THE INPUT:
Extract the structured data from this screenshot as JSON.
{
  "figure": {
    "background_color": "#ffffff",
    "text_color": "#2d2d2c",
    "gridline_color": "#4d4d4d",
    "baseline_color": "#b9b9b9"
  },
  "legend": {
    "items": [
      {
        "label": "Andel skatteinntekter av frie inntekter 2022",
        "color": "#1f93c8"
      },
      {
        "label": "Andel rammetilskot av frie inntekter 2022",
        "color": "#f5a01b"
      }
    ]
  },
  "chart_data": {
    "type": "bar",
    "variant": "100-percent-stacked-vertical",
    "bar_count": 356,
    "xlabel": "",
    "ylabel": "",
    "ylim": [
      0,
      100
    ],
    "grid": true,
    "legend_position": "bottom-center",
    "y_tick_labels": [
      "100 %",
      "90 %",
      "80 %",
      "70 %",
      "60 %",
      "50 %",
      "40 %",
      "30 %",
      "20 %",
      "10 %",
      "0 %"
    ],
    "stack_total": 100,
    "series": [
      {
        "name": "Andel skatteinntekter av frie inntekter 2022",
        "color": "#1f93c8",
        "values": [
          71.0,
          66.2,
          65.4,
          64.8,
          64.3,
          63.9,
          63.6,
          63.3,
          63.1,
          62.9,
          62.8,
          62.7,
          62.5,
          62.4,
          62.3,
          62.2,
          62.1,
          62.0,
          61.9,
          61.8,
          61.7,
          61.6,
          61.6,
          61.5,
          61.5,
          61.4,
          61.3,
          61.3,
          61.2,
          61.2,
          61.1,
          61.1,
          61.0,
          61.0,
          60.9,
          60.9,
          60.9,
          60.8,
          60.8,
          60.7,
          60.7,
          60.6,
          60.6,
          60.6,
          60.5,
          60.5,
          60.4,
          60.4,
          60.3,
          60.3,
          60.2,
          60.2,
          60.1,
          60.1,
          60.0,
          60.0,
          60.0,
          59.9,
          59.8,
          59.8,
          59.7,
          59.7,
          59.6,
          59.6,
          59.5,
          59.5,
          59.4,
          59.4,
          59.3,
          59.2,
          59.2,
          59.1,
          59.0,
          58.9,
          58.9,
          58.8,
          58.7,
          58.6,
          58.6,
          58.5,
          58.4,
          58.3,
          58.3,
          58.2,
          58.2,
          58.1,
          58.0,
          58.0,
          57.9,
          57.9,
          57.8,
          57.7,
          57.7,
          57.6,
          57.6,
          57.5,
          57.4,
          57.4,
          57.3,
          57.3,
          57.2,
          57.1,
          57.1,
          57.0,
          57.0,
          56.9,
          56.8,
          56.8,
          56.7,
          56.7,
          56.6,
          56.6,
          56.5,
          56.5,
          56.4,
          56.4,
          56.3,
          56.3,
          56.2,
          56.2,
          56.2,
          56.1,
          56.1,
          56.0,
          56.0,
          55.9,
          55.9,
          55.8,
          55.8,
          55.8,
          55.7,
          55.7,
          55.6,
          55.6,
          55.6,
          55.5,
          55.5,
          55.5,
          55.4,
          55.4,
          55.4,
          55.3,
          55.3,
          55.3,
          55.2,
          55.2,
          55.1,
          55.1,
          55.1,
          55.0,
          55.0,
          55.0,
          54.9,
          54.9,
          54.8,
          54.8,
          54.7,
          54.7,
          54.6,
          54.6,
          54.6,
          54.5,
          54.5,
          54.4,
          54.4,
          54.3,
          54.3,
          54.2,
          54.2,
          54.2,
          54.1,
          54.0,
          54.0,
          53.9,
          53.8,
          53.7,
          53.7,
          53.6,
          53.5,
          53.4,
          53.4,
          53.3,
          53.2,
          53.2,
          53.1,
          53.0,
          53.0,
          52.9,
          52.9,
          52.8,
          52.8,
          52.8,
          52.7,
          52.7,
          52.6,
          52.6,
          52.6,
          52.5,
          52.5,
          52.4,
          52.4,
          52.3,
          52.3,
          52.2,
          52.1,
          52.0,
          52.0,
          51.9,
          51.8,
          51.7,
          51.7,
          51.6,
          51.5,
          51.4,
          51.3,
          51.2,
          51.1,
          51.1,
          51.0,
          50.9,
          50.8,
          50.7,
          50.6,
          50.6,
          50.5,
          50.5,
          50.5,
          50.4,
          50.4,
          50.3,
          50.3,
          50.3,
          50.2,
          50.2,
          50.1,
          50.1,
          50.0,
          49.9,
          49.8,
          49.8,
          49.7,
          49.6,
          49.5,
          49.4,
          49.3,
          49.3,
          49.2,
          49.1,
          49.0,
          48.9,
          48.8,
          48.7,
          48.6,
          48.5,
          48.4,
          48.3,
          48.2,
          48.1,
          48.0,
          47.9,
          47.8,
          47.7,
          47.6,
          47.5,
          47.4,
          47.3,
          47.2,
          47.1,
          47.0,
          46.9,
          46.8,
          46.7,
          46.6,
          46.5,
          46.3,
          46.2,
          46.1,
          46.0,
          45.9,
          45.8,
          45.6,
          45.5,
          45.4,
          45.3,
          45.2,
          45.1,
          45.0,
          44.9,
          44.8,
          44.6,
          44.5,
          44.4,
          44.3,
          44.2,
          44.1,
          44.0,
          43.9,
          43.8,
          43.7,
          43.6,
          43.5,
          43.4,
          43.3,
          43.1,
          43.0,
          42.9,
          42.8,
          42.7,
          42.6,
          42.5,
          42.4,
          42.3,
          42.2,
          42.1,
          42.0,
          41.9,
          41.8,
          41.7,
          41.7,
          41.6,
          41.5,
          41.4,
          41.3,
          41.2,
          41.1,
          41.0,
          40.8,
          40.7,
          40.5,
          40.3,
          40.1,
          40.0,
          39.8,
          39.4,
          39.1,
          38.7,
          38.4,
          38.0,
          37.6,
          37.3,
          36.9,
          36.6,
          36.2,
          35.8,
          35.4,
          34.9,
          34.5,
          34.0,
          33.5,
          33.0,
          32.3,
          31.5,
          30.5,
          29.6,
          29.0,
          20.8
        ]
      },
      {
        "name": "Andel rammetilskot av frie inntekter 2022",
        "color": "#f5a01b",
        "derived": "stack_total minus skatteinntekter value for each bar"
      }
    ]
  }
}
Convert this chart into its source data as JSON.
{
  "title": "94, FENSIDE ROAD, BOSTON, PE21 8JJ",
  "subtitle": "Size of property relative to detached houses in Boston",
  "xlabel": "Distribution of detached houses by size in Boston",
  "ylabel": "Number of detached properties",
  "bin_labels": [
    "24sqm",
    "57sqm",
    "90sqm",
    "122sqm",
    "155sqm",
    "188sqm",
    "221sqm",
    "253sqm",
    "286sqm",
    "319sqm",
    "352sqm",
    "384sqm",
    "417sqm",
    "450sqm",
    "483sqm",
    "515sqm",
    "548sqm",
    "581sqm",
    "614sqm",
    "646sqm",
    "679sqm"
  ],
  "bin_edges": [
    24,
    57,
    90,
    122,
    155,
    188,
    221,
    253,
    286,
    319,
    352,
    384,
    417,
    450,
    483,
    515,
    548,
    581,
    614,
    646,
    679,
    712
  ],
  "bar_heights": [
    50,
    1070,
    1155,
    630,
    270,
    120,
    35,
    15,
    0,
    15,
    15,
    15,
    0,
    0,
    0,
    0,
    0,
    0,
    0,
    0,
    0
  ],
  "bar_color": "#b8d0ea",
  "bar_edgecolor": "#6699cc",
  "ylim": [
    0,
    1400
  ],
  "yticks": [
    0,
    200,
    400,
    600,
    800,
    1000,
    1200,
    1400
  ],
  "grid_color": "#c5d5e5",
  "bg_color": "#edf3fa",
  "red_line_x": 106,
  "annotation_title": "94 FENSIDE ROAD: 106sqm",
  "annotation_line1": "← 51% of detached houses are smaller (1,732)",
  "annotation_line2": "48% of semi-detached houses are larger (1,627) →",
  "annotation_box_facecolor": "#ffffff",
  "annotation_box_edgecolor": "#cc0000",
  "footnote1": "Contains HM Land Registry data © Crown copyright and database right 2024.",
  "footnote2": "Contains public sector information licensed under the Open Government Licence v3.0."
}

...

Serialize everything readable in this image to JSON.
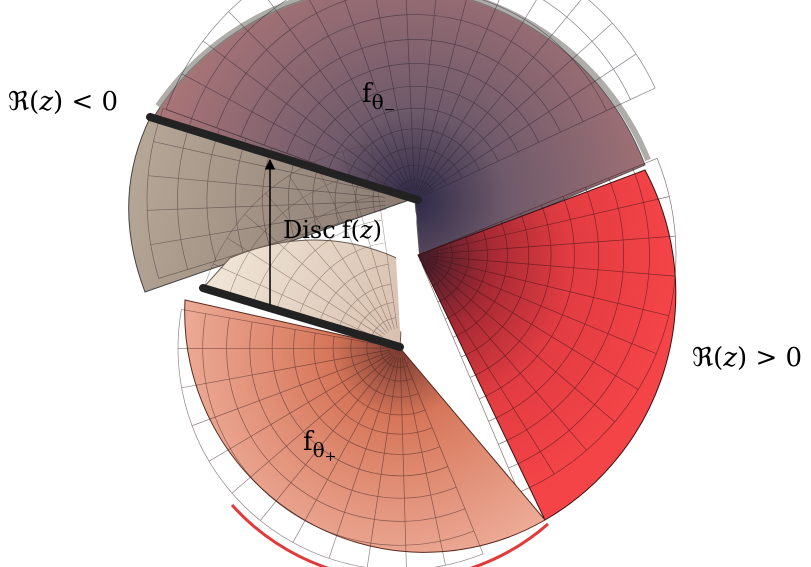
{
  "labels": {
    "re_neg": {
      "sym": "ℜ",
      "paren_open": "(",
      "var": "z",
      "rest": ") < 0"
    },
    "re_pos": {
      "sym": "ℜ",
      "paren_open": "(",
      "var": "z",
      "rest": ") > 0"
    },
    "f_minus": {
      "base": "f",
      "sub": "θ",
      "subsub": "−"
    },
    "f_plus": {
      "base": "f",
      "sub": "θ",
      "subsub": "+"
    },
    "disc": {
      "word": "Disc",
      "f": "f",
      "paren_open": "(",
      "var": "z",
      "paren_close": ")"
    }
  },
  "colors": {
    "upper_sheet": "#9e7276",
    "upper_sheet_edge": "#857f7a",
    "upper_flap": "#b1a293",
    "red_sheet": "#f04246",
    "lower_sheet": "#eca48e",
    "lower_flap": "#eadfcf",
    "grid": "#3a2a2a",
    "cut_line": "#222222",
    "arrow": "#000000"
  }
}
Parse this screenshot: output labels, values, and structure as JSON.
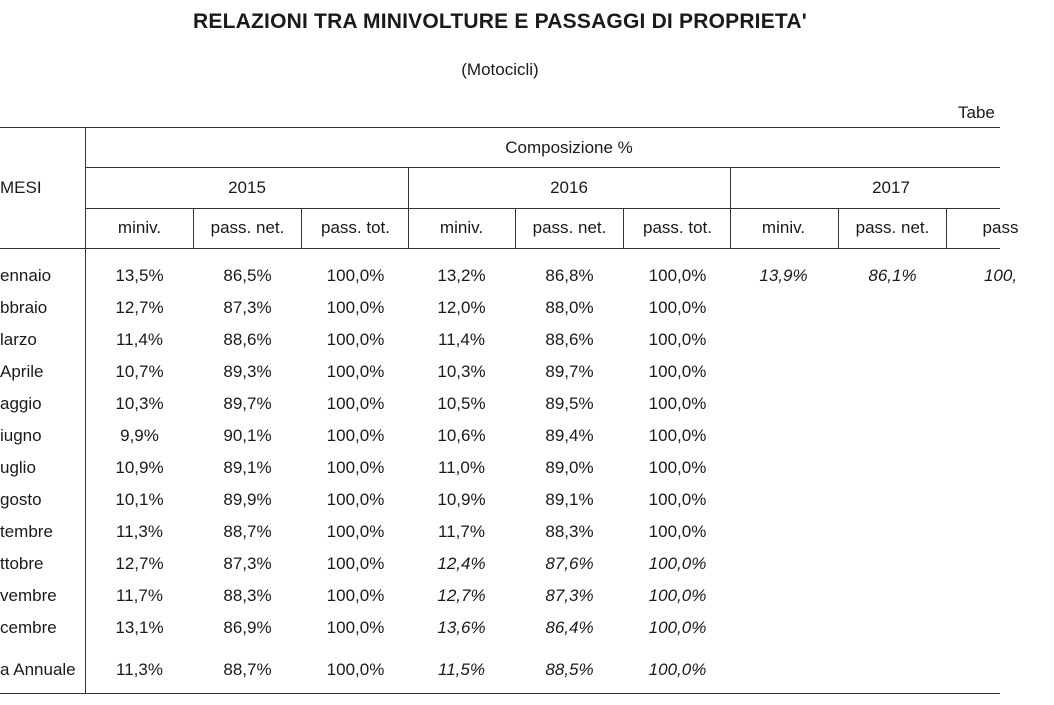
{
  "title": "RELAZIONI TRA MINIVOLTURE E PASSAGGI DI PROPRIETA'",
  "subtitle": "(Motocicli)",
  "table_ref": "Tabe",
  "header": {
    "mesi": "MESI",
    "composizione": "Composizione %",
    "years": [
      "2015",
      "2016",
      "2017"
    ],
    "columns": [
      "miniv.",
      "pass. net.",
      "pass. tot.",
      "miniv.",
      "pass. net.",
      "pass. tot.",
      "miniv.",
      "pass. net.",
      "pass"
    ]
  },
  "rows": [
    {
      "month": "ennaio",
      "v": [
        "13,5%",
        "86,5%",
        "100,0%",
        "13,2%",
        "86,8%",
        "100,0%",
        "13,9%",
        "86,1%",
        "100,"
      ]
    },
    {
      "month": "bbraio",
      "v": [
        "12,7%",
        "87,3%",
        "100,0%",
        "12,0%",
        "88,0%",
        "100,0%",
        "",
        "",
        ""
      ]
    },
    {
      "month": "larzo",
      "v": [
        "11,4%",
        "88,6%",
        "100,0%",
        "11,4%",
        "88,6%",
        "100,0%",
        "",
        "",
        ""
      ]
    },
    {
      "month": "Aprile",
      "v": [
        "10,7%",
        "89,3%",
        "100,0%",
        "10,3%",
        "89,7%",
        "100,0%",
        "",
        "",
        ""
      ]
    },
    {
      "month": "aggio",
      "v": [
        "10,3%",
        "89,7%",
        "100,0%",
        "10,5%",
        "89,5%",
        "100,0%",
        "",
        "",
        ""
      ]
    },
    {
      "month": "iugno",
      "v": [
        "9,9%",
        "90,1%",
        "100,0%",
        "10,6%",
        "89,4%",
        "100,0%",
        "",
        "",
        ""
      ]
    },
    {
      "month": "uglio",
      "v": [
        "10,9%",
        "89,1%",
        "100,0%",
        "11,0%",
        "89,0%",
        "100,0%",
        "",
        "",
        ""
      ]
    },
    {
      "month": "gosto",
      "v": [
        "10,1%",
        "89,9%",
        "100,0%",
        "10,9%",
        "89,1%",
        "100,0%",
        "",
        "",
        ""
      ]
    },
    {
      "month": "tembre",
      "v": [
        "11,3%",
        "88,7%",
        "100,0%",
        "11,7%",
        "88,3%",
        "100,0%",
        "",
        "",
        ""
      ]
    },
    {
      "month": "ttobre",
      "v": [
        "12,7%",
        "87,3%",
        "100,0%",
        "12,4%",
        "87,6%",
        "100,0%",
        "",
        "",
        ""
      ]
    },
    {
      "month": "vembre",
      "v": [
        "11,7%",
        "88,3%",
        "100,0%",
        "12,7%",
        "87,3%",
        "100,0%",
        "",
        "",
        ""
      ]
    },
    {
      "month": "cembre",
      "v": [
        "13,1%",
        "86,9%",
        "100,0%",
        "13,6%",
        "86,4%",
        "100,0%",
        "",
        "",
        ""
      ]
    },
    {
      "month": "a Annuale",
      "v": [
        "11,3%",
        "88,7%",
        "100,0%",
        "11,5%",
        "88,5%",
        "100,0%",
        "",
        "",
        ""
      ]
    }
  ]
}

AIM:
Count the lines that include the word "subtitle" and state the result as a bare number.

OUTPUT FOR THIS EXERCISE:
2